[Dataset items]
[Start]

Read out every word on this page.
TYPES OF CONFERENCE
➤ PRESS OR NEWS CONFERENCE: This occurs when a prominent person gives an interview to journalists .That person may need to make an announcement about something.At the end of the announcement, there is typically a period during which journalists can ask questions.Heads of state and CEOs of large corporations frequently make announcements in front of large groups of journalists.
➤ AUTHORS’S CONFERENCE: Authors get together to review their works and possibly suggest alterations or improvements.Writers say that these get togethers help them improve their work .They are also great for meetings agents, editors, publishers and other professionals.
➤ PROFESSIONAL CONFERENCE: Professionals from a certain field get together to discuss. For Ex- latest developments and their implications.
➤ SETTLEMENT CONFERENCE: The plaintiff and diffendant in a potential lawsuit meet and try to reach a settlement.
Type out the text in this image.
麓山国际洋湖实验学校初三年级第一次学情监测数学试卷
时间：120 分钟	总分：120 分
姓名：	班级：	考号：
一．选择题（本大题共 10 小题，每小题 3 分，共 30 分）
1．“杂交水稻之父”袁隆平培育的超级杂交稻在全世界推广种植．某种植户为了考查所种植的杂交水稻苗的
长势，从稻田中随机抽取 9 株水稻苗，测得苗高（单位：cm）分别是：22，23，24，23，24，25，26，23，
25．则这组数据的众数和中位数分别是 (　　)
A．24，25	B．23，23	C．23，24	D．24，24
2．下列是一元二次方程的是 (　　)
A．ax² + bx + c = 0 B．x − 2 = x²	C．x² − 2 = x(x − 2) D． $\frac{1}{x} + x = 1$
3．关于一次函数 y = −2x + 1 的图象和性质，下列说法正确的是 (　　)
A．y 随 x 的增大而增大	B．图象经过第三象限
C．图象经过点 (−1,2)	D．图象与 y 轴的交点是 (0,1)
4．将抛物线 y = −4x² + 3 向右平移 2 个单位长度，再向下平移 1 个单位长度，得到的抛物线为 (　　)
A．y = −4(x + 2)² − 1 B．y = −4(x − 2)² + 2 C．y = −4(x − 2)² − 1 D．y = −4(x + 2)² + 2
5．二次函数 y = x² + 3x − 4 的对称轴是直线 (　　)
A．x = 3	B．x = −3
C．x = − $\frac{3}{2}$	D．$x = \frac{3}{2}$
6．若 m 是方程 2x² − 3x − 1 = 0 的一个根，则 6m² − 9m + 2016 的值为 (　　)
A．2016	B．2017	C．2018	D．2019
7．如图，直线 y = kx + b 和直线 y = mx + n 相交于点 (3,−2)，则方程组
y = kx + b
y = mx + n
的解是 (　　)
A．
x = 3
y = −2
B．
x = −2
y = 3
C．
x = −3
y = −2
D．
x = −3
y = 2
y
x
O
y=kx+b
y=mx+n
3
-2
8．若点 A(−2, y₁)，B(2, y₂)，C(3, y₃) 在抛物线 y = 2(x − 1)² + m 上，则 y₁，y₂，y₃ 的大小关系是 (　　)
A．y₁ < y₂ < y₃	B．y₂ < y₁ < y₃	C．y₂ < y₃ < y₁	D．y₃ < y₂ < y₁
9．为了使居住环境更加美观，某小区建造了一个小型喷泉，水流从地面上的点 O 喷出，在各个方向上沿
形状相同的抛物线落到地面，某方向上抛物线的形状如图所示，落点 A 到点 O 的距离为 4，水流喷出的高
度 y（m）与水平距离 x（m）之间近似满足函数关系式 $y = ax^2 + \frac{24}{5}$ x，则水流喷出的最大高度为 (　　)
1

[End]

▶ OBJECTIVE:
Extract, from the material above, each line holding the word "frac".

▶ WORKED ANSWER:
A．ax² + bx + c = 0 B．x − 2 = x²	C．x² − 2 = x(x − 2) D． $\frac{1}{x} + x = 1$
C．x = − $\frac{3}{2}$	D．$x = \frac{3}{2}$
度 y（m）与水平距离 x（m）之间近似满足函数关系式 $y = ax^2 + \frac{24}{5}$ x，则水流喷出的最大高度为 (　　)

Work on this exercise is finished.